## Given task
Every record below should be written out exactly; pictures stay out.

## Given records
--- --- ---
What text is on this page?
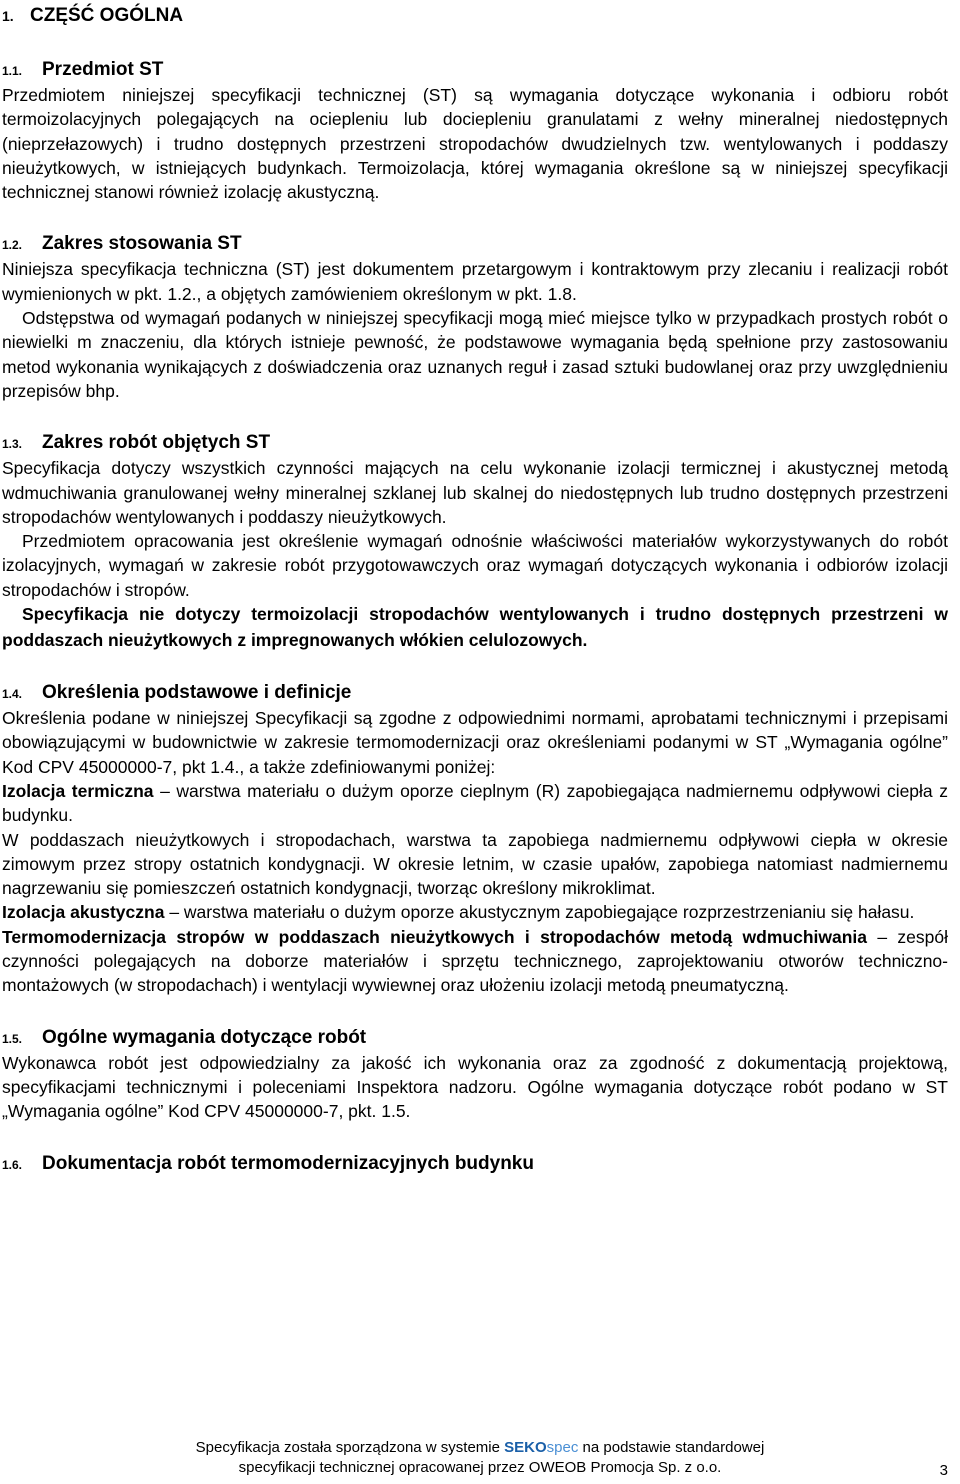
1. CZĘŚĆ OGÓLNA
1.1. Przedmiot ST

Przedmiotem niniejszej specyfikacji technicznej (ST) są wymagania dotyczące wykonania i odbioru robót termoizolacyjnych polegających na ociepleniu lub dociepleniu granulatami z wełny mineralnej niedostępnych (nieprzełazowych) i trudno dostępnych przestrzeni stropodachów dwudzielnych tzw. wentylowanych i poddaszy nieużytkowych, w istniejących budynkach. Termoizolacja, której wymagania określone są w niniejszej specyfikacji technicznej stanowi również izolację akustyczną.

1.2. Zakres stosowania ST

Niniejsza specyfikacja techniczna (ST) jest dokumentem przetargowym i kontraktowym przy zlecaniu i realizacji robót wymienionych w pkt. 1.2., a objętych zamówieniem określonym w pkt. 1.8.

Odstępstwa od wymagań podanych w niniejszej specyfikacji mogą mieć miejsce tylko w przypadkach prostych robót o niewielki m znaczeniu, dla których istnieje pewność, że podstawowe wymagania będą spełnione przy zastosowaniu metod wykonania wynikających z doświadczenia oraz uznanych reguł i zasad sztuki budowlanej oraz przy uwzględnieniu przepisów bhp.

1.3. Zakres robót objętych ST

Specyfikacja dotyczy wszystkich czynności mających na celu wykonanie izolacji termicznej i akustycznej metodą wdmuchiwania granulowanej wełny mineralnej szklanej lub skalnej do niedostępnych lub trudno dostępnych przestrzeni stropodachów wentylowanych i poddaszy nieużytkowych.

Przedmiotem opracowania jest określenie wymagań odnośnie właściwości materiałów wykorzystywanych do robót izolacyjnych, wymagań w zakresie robót przygotowawczych oraz wymagań dotyczących wykonania i odbiorów izolacji stropodachów i stropów.

Specyfikacja nie dotyczy termoizolacji stropodachów wentylowanych i trudno dostępnych przestrzeni w poddaszach nieużytkowych z impregnowanych włókien celulozowych.

1.4. Określenia podstawowe i definicje

Określenia podane w niniejszej Specyfikacji są zgodne z odpowiednimi normami, aprobatami technicznymi i przepisami obowiązującymi w budownictwie w zakresie termomodernizacji oraz określeniami podanymi w ST „Wymagania ogólne” Kod CPV 45000000-7, pkt 1.4., a także zdefiniowanymi poniżej:

Izolacja termiczna – warstwa materiału o dużym oporze cieplnym (R) zapobiegająca nadmiernemu odpływowi ciepła z budynku.

W poddaszach nieużytkowych i stropodachach, warstwa ta zapobiega nadmiernemu odpływowi ciepła w okresie zimowym przez stropy ostatnich kondygnacji. W okresie letnim, w czasie upałów, zapobiega natomiast nadmiernemu nagrzewaniu się pomieszczeń ostatnich kondygnacji, tworząc określony mikroklimat.

Izolacja akustyczna – warstwa materiału o dużym oporze akustycznym zapobiegające rozprzestrzenianiu się hałasu.

Termomodernizacja stropów w poddaszach nieużytkowych i stropodachów metodą wdmuchiwania – zespół czynności polegających na doborze materiałów i sprzętu technicznego, zaprojektowaniu otworów techniczno-montażowych (w stropodachach) i wentylacji wywiewnej oraz ułożeniu izolacji metodą pneumatyczną.

1.5. Ogólne wymagania dotyczące robót

Wykonawca robót jest odpowiedzialny za jakość ich wykonania oraz za zgodność z dokumentacją projektową, specyfikacjami technicznymi i poleceniami Inspektora nadzoru. Ogólne wymagania dotyczące robót podano w ST „Wymagania ogólne” Kod CPV 45000000-7, pkt. 1.5.

1.6. Dokumentacja robót termomodernizacyjnych budynku
Specyfikacja została sporządzona w systemie SEKOspec na podstawie standardowej
specyfikacji technicznej opracowanej przez OWEOB Promocja Sp. z o.o.	3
--- --- ---
## Exercise response
What text is on this page?
1. CZĘŚĆ OGÓLNA
1.1. Przedmiot ST

Przedmiotem niniejszej specyfikacji technicznej (ST) są wymagania dotyczące wykonania i odbioru robót termoizolacyjnych polegających na ociepleniu lub dociepleniu granulatami z wełny mineralnej niedostępnych (nieprzełazowych) i trudno dostępnych przestrzeni stropodachów dwudzielnych tzw. wentylowanych i poddaszy nieużytkowych, w istniejących budynkach. Termoizolacja, której wymagania określone są w niniejszej specyfikacji technicznej stanowi również izolację akustyczną.

1.2. Zakres stosowania ST

Niniejsza specyfikacja techniczna (ST) jest dokumentem przetargowym i kontraktowym przy zlecaniu i realizacji robót wymienionych w pkt. 1.2., a objętych zamówieniem określonym w pkt. 1.8.

Odstępstwa od wymagań podanych w niniejszej specyfikacji mogą mieć miejsce tylko w przypadkach prostych robót o niewielki m znaczeniu, dla których istnieje pewność, że podstawowe wymagania będą spełnione przy zastosowaniu metod wykonania wynikających z doświadczenia oraz uznanych reguł i zasad sztuki budowlanej oraz przy uwzględnieniu przepisów bhp.

1.3. Zakres robót objętych ST

Specyfikacja dotyczy wszystkich czynności mających na celu wykonanie izolacji termicznej i akustycznej metodą wdmuchiwania granulowanej wełny mineralnej szklanej lub skalnej do niedostępnych lub trudno dostępnych przestrzeni stropodachów wentylowanych i poddaszy nieużytkowych.

Przedmiotem opracowania jest określenie wymagań odnośnie właściwości materiałów wykorzystywanych do robót izolacyjnych, wymagań w zakresie robót przygotowawczych oraz wymagań dotyczących wykonania i odbiorów izolacji stropodachów i stropów.

Specyfikacja nie dotyczy termoizolacji stropodachów wentylowanych i trudno dostępnych przestrzeni w poddaszach nieużytkowych z impregnowanych włókien celulozowych.

1.4. Określenia podstawowe i definicje

Określenia podane w niniejszej Specyfikacji są zgodne z odpowiednimi normami, aprobatami technicznymi i przepisami obowiązującymi w budownictwie w zakresie termomodernizacji oraz określeniami podanymi w ST „Wymagania ogólne” Kod CPV 45000000-7, pkt 1.4., a także zdefiniowanymi poniżej:

Izolacja termiczna – warstwa materiału o dużym oporze cieplnym (R) zapobiegająca nadmiernemu odpływowi ciepła z budynku.

W poddaszach nieużytkowych i stropodachach, warstwa ta zapobiega nadmiernemu odpływowi ciepła w okresie zimowym przez stropy ostatnich kondygnacji. W okresie letnim, w czasie upałów, zapobiega natomiast nadmiernemu nagrzewaniu się pomieszczeń ostatnich kondygnacji, tworząc określony mikroklimat.

Izolacja akustyczna – warstwa materiału o dużym oporze akustycznym zapobiegające rozprzestrzenianiu się hałasu.

Termomodernizacja stropów w poddaszach nieużytkowych i stropodachów metodą wdmuchiwania – zespół czynności polegających na doborze materiałów i sprzętu technicznego, zaprojektowaniu otworów techniczno-montażowych (w stropodachach) i wentylacji wywiewnej oraz ułożeniu izolacji metodą pneumatyczną.

1.5. Ogólne wymagania dotyczące robót

Wykonawca robót jest odpowiedzialny za jakość ich wykonania oraz za zgodność z dokumentacją projektową, specyfikacjami technicznymi i poleceniami Inspektora nadzoru. Ogólne wymagania dotyczące robót podano w ST „Wymagania ogólne” Kod CPV 45000000-7, pkt. 1.5.

1.6. Dokumentacja robót termomodernizacyjnych budynku
Specyfikacja została sporządzona w systemie SEKOspec na podstawie standardowej
specyfikacji technicznej opracowanej przez OWEOB Promocja Sp. z o.o.	3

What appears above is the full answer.